■ **The task**: Write out the lines below exactly, everything from the very first one down to the line containing "price-y-ticks: 0.44 0.41", with both of those included.

-- Start --

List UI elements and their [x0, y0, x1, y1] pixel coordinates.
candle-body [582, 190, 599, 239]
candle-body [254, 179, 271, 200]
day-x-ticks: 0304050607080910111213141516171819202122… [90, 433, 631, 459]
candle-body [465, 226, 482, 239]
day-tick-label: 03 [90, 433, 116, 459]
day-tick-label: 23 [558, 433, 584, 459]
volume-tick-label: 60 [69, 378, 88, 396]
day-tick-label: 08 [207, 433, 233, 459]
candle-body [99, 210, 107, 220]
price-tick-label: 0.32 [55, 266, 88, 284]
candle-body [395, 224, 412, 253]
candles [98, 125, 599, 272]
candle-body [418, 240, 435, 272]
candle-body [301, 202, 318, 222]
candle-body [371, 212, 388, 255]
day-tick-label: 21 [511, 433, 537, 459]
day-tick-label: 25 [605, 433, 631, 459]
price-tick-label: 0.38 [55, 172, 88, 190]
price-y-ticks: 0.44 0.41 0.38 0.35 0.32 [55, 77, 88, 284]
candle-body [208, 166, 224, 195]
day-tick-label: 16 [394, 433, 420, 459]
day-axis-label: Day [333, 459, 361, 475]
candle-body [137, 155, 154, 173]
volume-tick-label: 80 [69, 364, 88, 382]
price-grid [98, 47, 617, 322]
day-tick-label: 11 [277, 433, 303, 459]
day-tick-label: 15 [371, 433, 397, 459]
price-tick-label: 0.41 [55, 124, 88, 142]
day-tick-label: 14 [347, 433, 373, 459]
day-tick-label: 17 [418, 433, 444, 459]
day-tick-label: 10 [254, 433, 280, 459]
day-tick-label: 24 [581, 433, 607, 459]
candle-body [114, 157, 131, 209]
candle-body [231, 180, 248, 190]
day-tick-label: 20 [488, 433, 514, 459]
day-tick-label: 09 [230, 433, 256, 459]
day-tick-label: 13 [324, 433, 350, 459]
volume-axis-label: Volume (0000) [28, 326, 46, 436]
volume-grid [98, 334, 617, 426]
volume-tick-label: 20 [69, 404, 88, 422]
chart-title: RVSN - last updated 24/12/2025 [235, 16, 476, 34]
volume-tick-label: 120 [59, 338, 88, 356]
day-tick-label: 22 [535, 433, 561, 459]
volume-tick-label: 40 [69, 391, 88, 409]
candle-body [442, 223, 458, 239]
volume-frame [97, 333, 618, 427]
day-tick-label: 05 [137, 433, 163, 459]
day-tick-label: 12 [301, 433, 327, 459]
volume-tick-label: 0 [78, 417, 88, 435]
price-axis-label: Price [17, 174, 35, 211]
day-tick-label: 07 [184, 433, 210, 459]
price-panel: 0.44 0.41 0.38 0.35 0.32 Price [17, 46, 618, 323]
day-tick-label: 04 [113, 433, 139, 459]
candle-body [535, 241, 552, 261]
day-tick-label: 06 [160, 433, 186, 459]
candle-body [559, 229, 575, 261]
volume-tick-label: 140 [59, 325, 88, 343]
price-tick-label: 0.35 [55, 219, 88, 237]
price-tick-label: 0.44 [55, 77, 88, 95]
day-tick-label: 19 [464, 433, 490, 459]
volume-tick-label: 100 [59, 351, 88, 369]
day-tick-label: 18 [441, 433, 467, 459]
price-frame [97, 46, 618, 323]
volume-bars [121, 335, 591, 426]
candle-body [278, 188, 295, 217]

-- End --

■ **Solution to this task**:
List UI elements and their [x0, y0, x1, y1] pixel coordinates.
candle-body [582, 190, 599, 239]
candle-body [254, 179, 271, 200]
day-x-ticks: 0304050607080910111213141516171819202122… [90, 433, 631, 459]
candle-body [465, 226, 482, 239]
day-tick-label: 03 [90, 433, 116, 459]
day-tick-label: 23 [558, 433, 584, 459]
volume-tick-label: 60 [69, 378, 88, 396]
day-tick-label: 08 [207, 433, 233, 459]
candle-body [99, 210, 107, 220]
price-tick-label: 0.32 [55, 266, 88, 284]
candle-body [395, 224, 412, 253]
candles [98, 125, 599, 272]
candle-body [418, 240, 435, 272]
candle-body [301, 202, 318, 222]
candle-body [371, 212, 388, 255]
day-tick-label: 21 [511, 433, 537, 459]
day-tick-label: 25 [605, 433, 631, 459]
price-tick-label: 0.38 [55, 172, 88, 190]
price-y-ticks: 0.44 0.41 0.38 0.35 0.32 [55, 77, 88, 284]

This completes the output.